→ ROWS:
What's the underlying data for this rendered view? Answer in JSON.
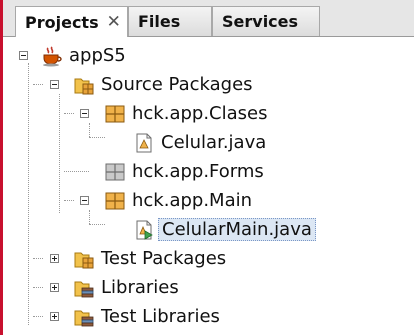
{
  "tabs": [
    {
      "label": "Projects",
      "active": true,
      "closable": true
    },
    {
      "label": "Files",
      "active": false,
      "closable": false
    },
    {
      "label": "Services",
      "active": false,
      "closable": false
    }
  ],
  "tab_close_glyph": "✕",
  "tree": {
    "project": {
      "label": "appS5",
      "icon": "coffee-cup-icon",
      "expanded": true
    },
    "source_packages": {
      "label": "Source Packages",
      "icon": "source-folder-icon",
      "expanded": true
    },
    "packages": [
      {
        "label": "hck.app.Clases",
        "icon": "package-icon",
        "expanded": true,
        "files": [
          {
            "label": "Celular.java",
            "icon": "java-class-icon"
          }
        ]
      },
      {
        "label": "hck.app.Forms",
        "icon": "empty-package-icon",
        "expanded": false,
        "files": []
      },
      {
        "label": "hck.app.Main",
        "icon": "package-icon",
        "expanded": true,
        "files": [
          {
            "label": "CelularMain.java",
            "icon": "java-main-class-icon",
            "selected": true
          }
        ]
      }
    ],
    "test_packages": {
      "label": "Test Packages",
      "icon": "test-folder-icon",
      "expanded": false
    },
    "libraries": {
      "label": "Libraries",
      "icon": "library-folder-icon",
      "expanded": false
    },
    "test_libraries": {
      "label": "Test Libraries",
      "icon": "library-folder-icon",
      "expanded": false
    }
  },
  "colors": {
    "selection_bg": "#dce7f4",
    "package_orange": "#e8a33a",
    "folder_yellow": "#f2c24b",
    "window_accent": "#c8102e"
  }
}
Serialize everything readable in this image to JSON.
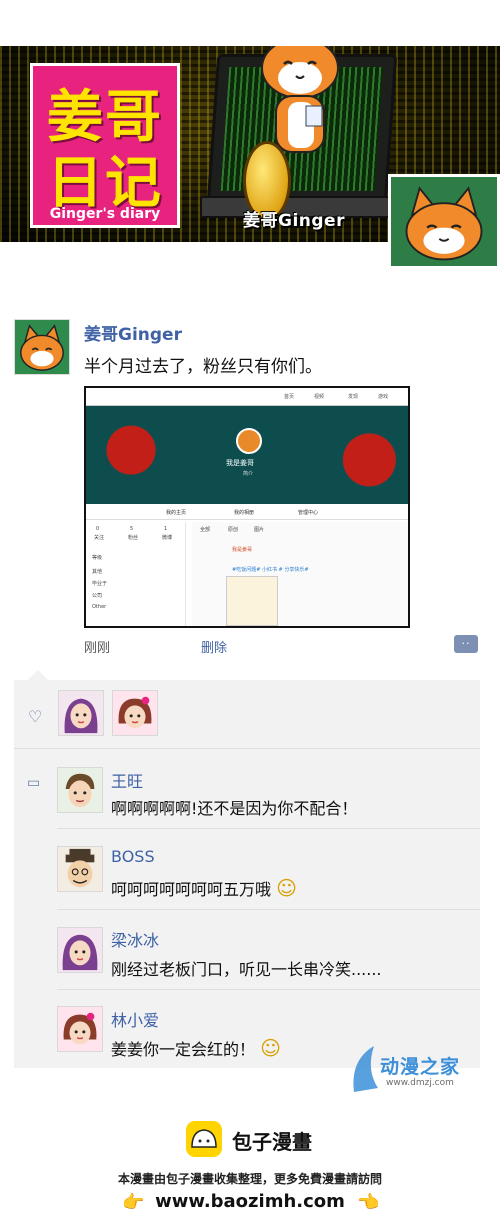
{
  "banner": {
    "logo_line1": "姜哥",
    "logo_line2": "日记",
    "logo_sub": "Ginger's diary",
    "name_label": "姜哥Ginger"
  },
  "post": {
    "author": "姜哥Ginger",
    "text": "半个月过去了，粉丝只有你们。",
    "time": "刚刚",
    "delete": "删除",
    "comment_glyph": "··",
    "screenshot": {
      "nav": [
        "首页",
        "视频",
        "发现",
        "游戏"
      ],
      "profile_name": "我是姜哥",
      "profile_sub": "简介",
      "tabs": [
        "我的主页",
        "我的相册",
        "管理中心"
      ],
      "counts": [
        {
          "n": "0",
          "l": "关注"
        },
        {
          "n": "5",
          "l": "粉丝"
        },
        {
          "n": "1",
          "l": "微博"
        }
      ],
      "left_items": [
        "等级",
        "其他",
        "毕业于",
        "公司",
        "Other"
      ],
      "feed_tabs": [
        "全部",
        "原创",
        "图片"
      ],
      "feed_author": "我是姜哥",
      "feed_text": "#吃饭问题# 小红书 # 分享快乐#"
    }
  },
  "interactions": {
    "like_icon": "♡",
    "comment_icon": "▭",
    "comments": [
      {
        "name": "王旺",
        "text": "啊啊啊啊啊!还不是因为你不配合！",
        "emoji": ""
      },
      {
        "name": "BOSS",
        "text": "呵呵呵呵呵呵呵五万哦",
        "emoji": "☺"
      },
      {
        "name": "梁冰冰",
        "text": "刚经过老板门口，听见一长串冷笑......",
        "emoji": ""
      },
      {
        "name": "林小爱",
        "text": "姜姜你一定会红的！",
        "emoji": "☺"
      }
    ]
  },
  "watermark": {
    "text": "动漫之家",
    "url": "www.dmzj.com"
  },
  "footer": {
    "brand": "包子漫畫",
    "note": "本漫畫由包子漫畫收集整理，更多免費漫畫請訪問",
    "url": "www.baozimh.com",
    "hand_icon": "👉"
  },
  "colors": {
    "link": "#3f62a5",
    "banner_pink": "#e8237f",
    "banner_yellow": "#ffe400",
    "panel_bg": "#f2f2f3",
    "baozi_yellow": "#ffd400"
  }
}
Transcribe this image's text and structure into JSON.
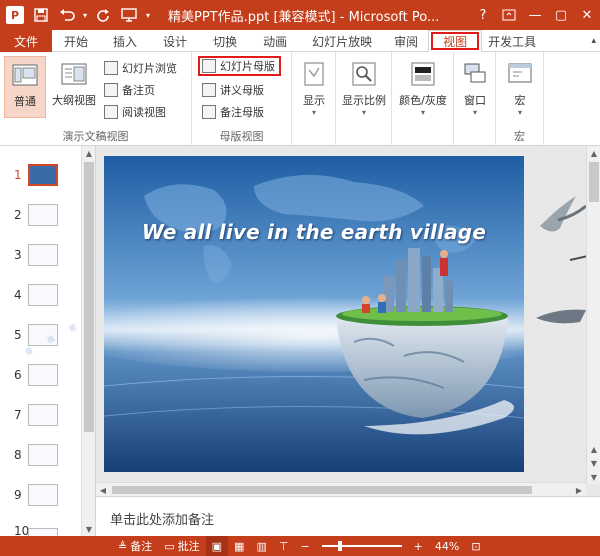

→ WHAT THE EXERCISE ASKS: Output the lines above in full and exactly as given, omitting any pictures.

→ TASK RESPONSE:
What's the underlying data for this rendered view? Answer in JSON.
{
  "tabs": [
    {
      "label": "Projects",
      "active": true,
      "closable": true
    },
    {
      "label": "Files",
      "active": false,
      "closable": false
    },
    {
      "label": "Services",
      "active": false,
      "closable": false
    }
  ],
  "tab_close_glyph": "✕",
  "tree": {
    "project": {
      "label": "appS5",
      "icon": "coffee-cup-icon",
      "expanded": true
    },
    "source_packages": {
      "label": "Source Packages",
      "icon": "source-folder-icon",
      "expanded": true
    },
    "packages": [
      {
        "label": "hck.app.Clases",
        "icon": "package-icon",
        "expanded": true,
        "files": [
          {
            "label": "Celular.java",
            "icon": "java-class-icon"
          }
        ]
      },
      {
        "label": "hck.app.Forms",
        "icon": "empty-package-icon",
        "expanded": false,
        "files": []
      },
      {
        "label": "hck.app.Main",
        "icon": "package-icon",
        "expanded": true,
        "files": [
          {
            "label": "CelularMain.java",
            "icon": "java-main-class-icon",
            "selected": true
          }
        ]
      }
    ],
    "test_packages": {
      "label": "Test Packages",
      "icon": "test-folder-icon",
      "expanded": false
    },
    "libraries": {
      "label": "Libraries",
      "icon": "library-folder-icon",
      "expanded": false
    },
    "test_libraries": {
      "label": "Test Libraries",
      "icon": "library-folder-icon",
      "expanded": false
    }
  },
  "colors": {
    "selection_bg": "#dce7f4",
    "package_orange": "#e8a33a",
    "folder_yellow": "#f2c24b",
    "window_accent": "#c8102e"
  }
}
Serialize everything readable in this image to JSON.
{
  "banner": {
    "logo_line1": "姜哥",
    "logo_line2": "日记",
    "logo_sub": "Ginger's diary",
    "name_label": "姜哥Ginger"
  },
  "post": {
    "author": "姜哥Ginger",
    "text": "半个月过去了，粉丝只有你们。",
    "time": "刚刚",
    "delete": "删除",
    "comment_glyph": "··",
    "screenshot": {
      "nav": [
        "首页",
        "视频",
        "发现",
        "游戏"
      ],
      "profile_name": "我是姜哥",
      "profile_sub": "简介",
      "tabs": [
        "我的主页",
        "我的相册",
        "管理中心"
      ],
      "counts": [
        {
          "n": "0",
          "l": "关注"
        },
        {
          "n": "5",
          "l": "粉丝"
        },
        {
          "n": "1",
          "l": "微博"
        }
      ],
      "left_items": [
        "等级",
        "其他",
        "毕业于",
        "公司",
        "Other"
      ],
      "feed_tabs": [
        "全部",
        "原创",
        "图片"
      ],
      "feed_author": "我是姜哥",
      "feed_text": "#吃饭问题# 小红书 # 分享快乐#"
    }
  },
  "interactions": {
    "like_icon": "♡",
    "comment_icon": "▭",
    "comments": [
      {
        "name": "王旺",
        "text": "啊啊啊啊啊!还不是因为你不配合！",
        "emoji": ""
      },
      {
        "name": "BOSS",
        "text": "呵呵呵呵呵呵呵五万哦",
        "emoji": "☺"
      },
      {
        "name": "梁冰冰",
        "text": "刚经过老板门口，听见一长串冷笑......",
        "emoji": ""
      },
      {
        "name": "林小爱",
        "text": "姜姜你一定会红的！",
        "emoji": "☺"
      }
    ]
  },
  "watermark": {
    "text": "动漫之家",
    "url": "www.dmzj.com"
  },
  "footer": {
    "brand": "包子漫畫",
    "note": "本漫畫由包子漫畫收集整理，更多免費漫畫請訪問",
    "url": "www.baozimh.com",
    "hand_icon": "👉"
  },
  "colors": {
    "link": "#3f62a5",
    "banner_pink": "#e8237f",
    "banner_yellow": "#ffe400",
    "panel_bg": "#f2f2f3",
    "baozi_yellow": "#ffd400"
  }
}
Transcribe this image's text and structure into JSON.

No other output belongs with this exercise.